Problem to solve ▸ Return each line containing "this".

- - -

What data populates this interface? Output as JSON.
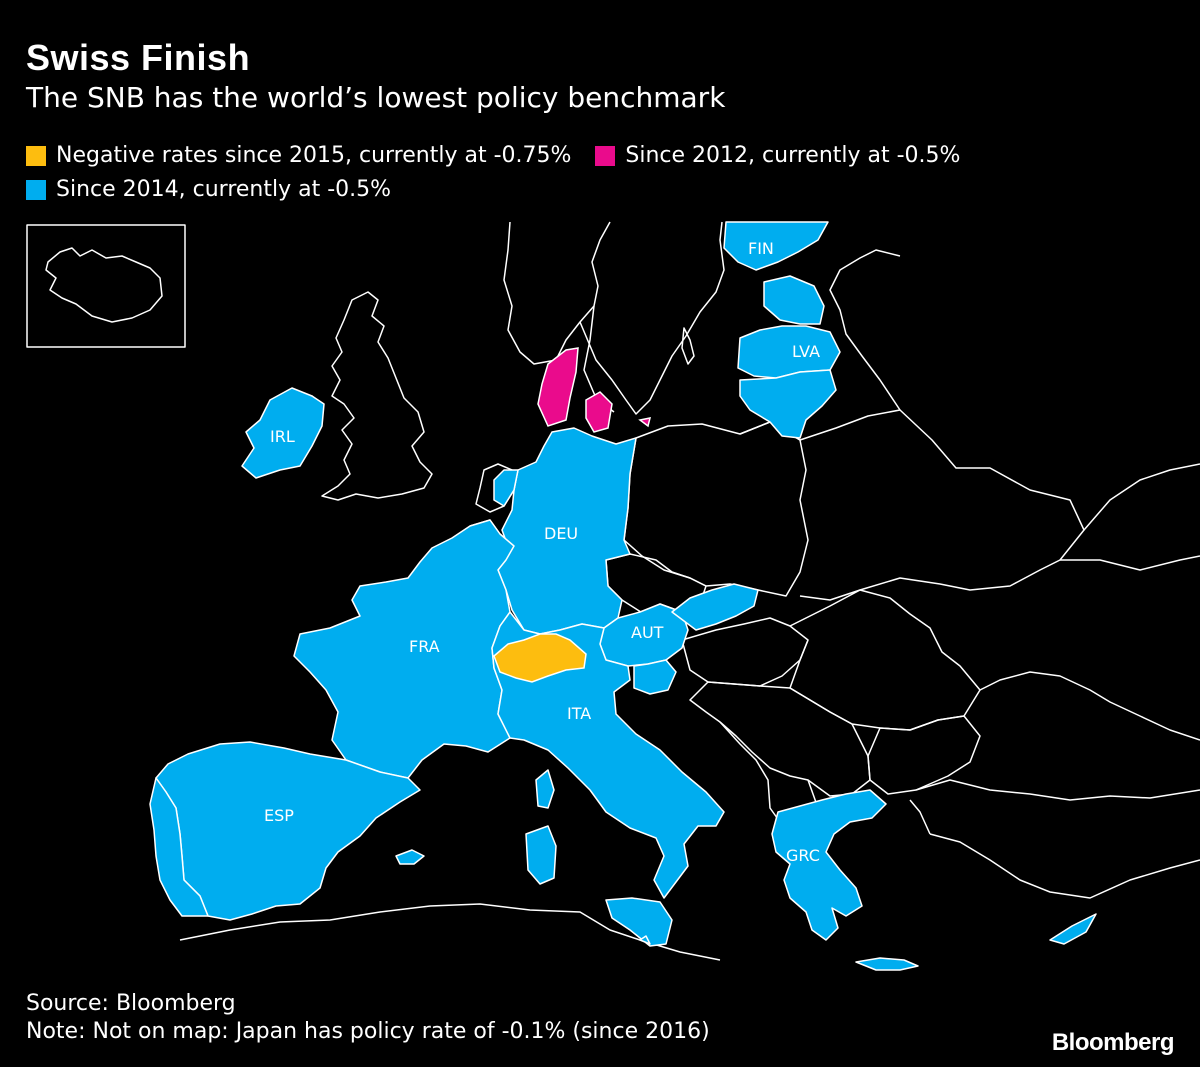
{
  "header": {
    "title": "Swiss Finish",
    "subtitle": "The SNB has the world’s lowest policy benchmark"
  },
  "legend": [
    {
      "label": "Negative rates since 2015, currently at -0.75%",
      "color": "#fdbd0f"
    },
    {
      "label": "Since 2012, currently at -0.5%",
      "color": "#ea0b8c"
    },
    {
      "label": "Since 2014, currently at -0.5%",
      "color": "#00adef"
    }
  ],
  "map": {
    "outline_color": "#ffffff",
    "countries": [
      {
        "code": "FIN",
        "group": 2
      },
      {
        "code": "LVA",
        "group": 2
      },
      {
        "code": "IRL",
        "group": 2
      },
      {
        "code": "DEU",
        "group": 2
      },
      {
        "code": "FRA",
        "group": 2
      },
      {
        "code": "AUT",
        "group": 2
      },
      {
        "code": "ITA",
        "group": 2
      },
      {
        "code": "ESP",
        "group": 2
      },
      {
        "code": "GRC",
        "group": 2
      }
    ]
  },
  "footer": {
    "source": "Source: Bloomberg",
    "note": "Note: Not on map: Japan has policy rate of -0.1% (since 2016)",
    "brand": "Bloomberg"
  }
}
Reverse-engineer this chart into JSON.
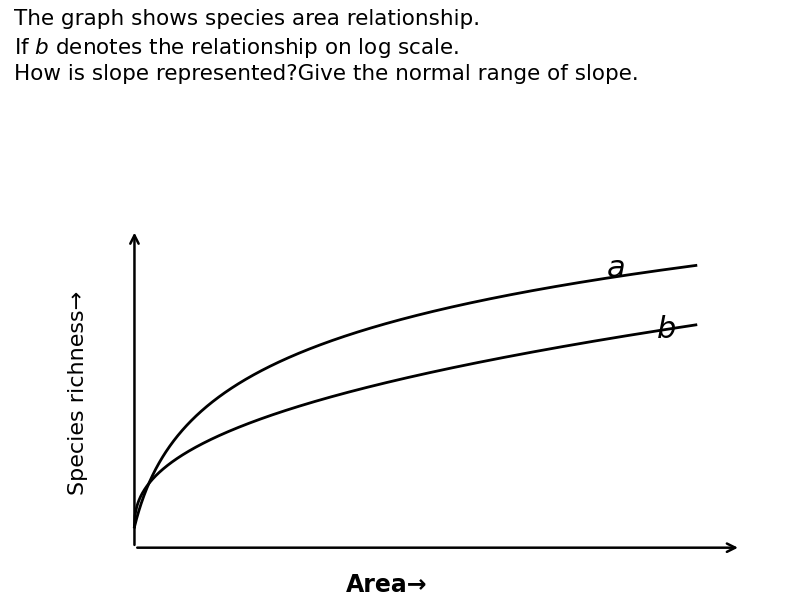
{
  "text_line1": "The graph shows species area relationship.",
  "text_line2": "If $b$ denotes the relationship on log scale.",
  "text_line3": "How is slope represented?Give the normal range of slope.",
  "ylabel": "Species richness→",
  "xlabel": "Area→",
  "curve_a_label": "a",
  "curve_b_label": "b",
  "background_color": "#ffffff",
  "line_color": "#000000",
  "text_fontsize": 15.5,
  "label_fontsize": 22,
  "axis_label_fontsize": 17
}
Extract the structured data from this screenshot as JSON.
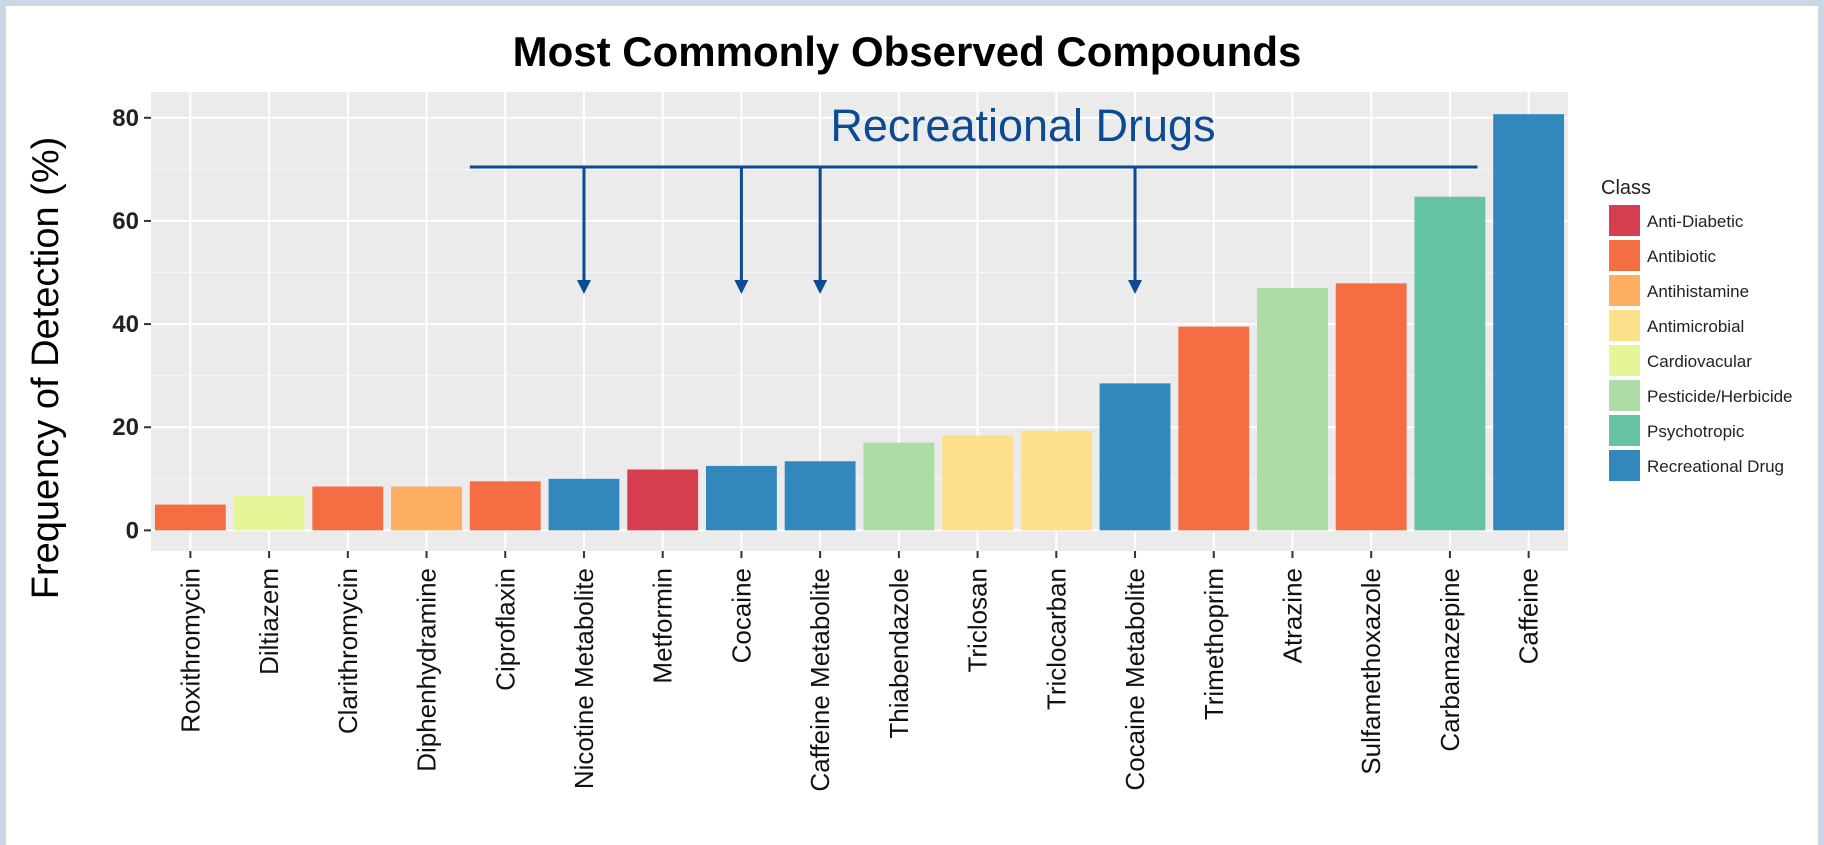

- - -

Written solution ▸
What data populates this interface? Output as JSON.
Reverse-engineer this chart into JSON.
Extract the structured data from this screenshot as JSON.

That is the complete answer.